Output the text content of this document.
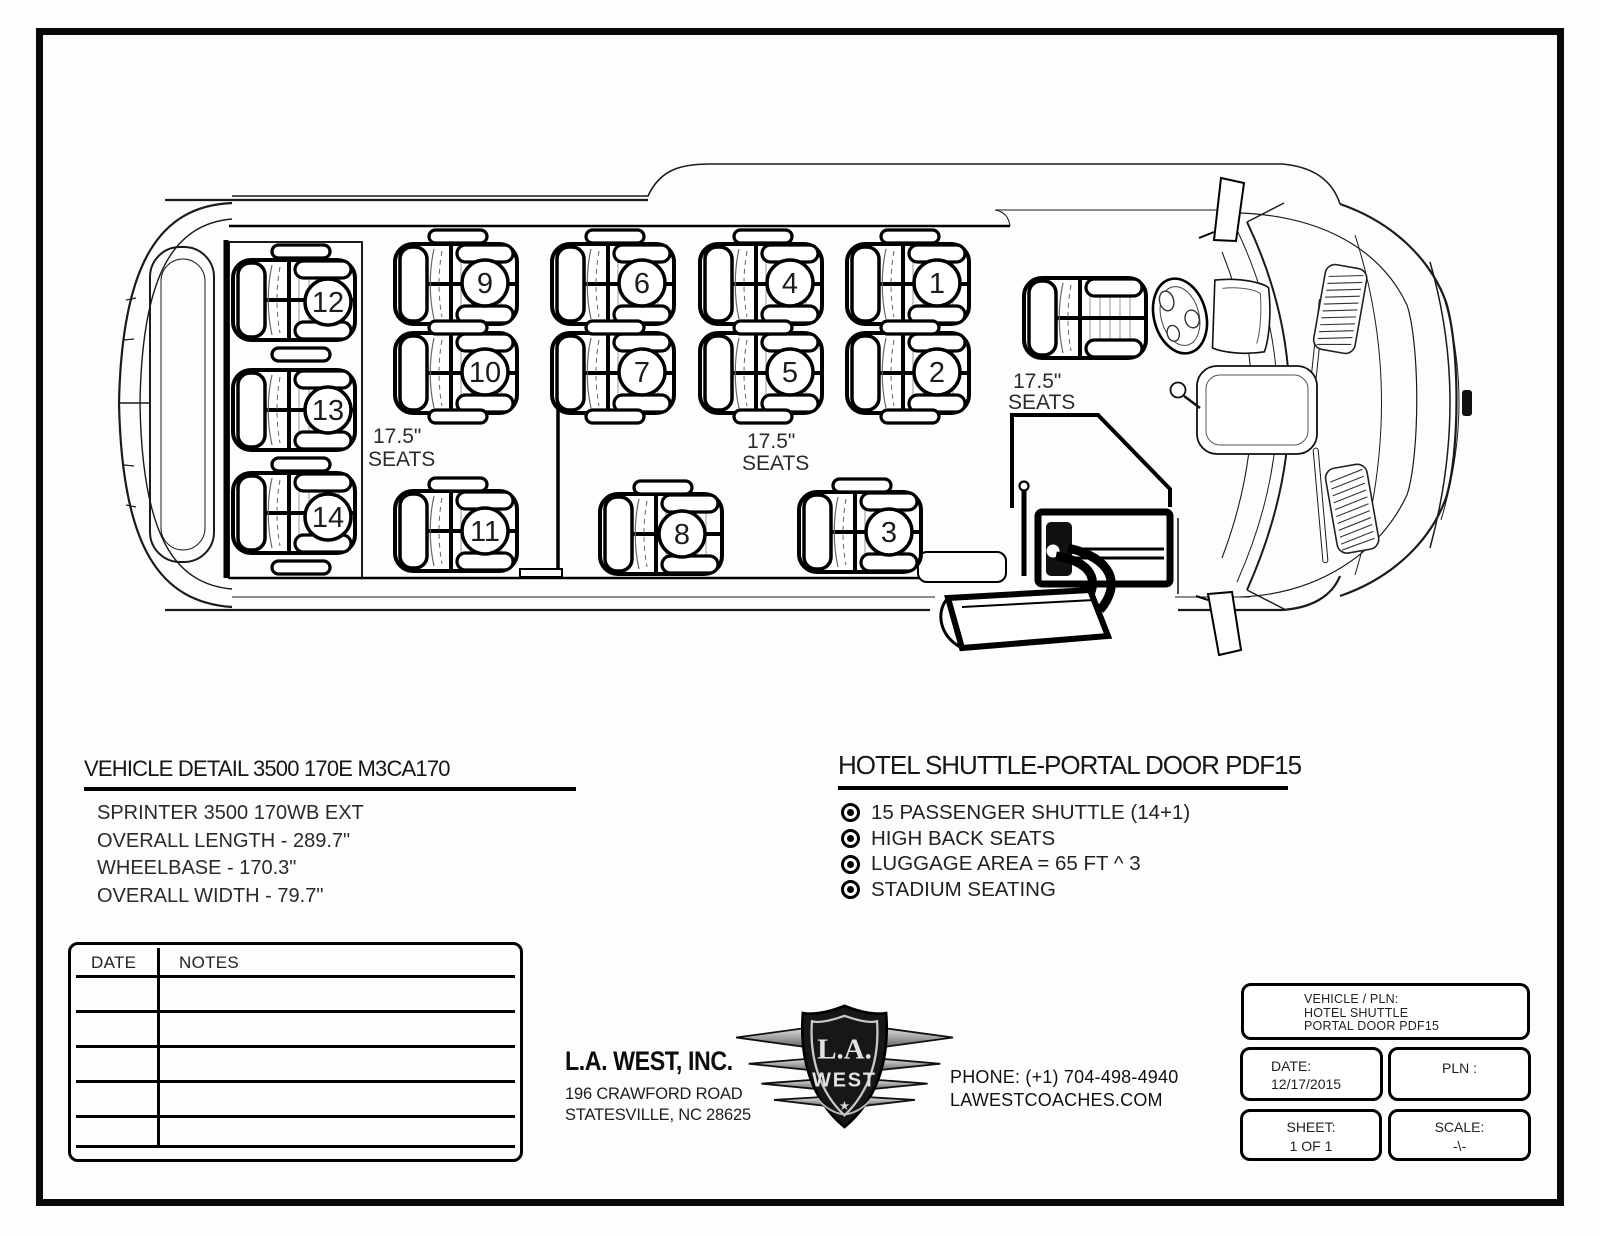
1
2
3
4
5
6
7
8
9
10
11
12
13
14
17.5"
SEATS
17.5"
SEATS
17.5"
SEATS
VEHICLE DETAIL 3500 170E M3CA170
SPRINTER 3500 170WB EXT
OVERALL LENGTH - 289.7"
WHEELBASE - 170.3"
OVERALL WIDTH - 79.7"
HOTEL SHUTTLE-PORTAL DOOR PDF15
15 PASSENGER SHUTTLE (14+1)
HIGH BACK SEATS
LUGGAGE AREA = 65 FT ^ 3
STADIUM SEATING
DATE	NOTES
L.A. WEST, INC.
196 CRAWFORD ROAD
STATESVILLE, NC 28625
L.A.
WEST
★
PHONE: (+1) 704-498-4940
LAWESTCOACHES.COM
VEHICLE / PLN:
HOTEL SHUTTLE
PORTAL DOOR PDF15
DATE:
12/17/2015
PLN :
SHEET:
1 OF 1
SCALE:
-\-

══════

# WHAT THE TASK ASKS
Write out every line from the entries where "VEHICLE" appears.

# WRITTEN RESPONSE
VEHICLE DETAIL 3500 170E M3CA170
VEHICLE / PLN:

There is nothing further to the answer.